§ WHAT THE TASK ASKS
Pull each line holding "title" out of the entries below.

§ DATA IN THIS EXERCISE
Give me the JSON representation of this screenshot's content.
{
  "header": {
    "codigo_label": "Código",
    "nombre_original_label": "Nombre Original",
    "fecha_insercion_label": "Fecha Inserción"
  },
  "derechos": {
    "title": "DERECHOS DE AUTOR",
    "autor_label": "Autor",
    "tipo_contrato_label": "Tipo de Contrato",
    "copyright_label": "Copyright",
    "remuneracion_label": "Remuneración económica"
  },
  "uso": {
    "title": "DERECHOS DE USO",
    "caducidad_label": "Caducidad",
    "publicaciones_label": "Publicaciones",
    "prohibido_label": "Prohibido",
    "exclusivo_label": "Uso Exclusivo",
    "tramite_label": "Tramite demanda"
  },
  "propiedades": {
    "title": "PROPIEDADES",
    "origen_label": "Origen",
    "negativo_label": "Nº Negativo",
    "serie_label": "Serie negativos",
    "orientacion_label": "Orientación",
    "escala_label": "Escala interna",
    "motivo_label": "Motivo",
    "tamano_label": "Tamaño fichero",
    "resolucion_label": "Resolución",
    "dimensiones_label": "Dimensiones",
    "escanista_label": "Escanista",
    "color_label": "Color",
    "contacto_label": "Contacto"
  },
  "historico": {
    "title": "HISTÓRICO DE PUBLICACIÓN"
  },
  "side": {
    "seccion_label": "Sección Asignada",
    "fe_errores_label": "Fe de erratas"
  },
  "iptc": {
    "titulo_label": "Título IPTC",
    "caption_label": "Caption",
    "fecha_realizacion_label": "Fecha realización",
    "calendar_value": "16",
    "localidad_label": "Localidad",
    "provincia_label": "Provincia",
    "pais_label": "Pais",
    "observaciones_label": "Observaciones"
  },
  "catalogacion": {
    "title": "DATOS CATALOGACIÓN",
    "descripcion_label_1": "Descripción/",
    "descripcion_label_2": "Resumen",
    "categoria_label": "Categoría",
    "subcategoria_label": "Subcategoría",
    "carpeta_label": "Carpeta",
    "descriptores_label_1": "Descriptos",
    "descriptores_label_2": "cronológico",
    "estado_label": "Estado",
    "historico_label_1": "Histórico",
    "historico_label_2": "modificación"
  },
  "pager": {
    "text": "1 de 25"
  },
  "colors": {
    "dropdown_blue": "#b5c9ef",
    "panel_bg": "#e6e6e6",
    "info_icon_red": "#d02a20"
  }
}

§ RESULT FOR THIS EXERCISE
    "title": "DERECHOS DE AUTOR",
    "title": "DERECHOS DE USO",
    "title": "PROPIEDADES",
    "title": "HISTÓRICO DE PUBLICACIÓN"
    "title": "DATOS CATALOGACIÓN",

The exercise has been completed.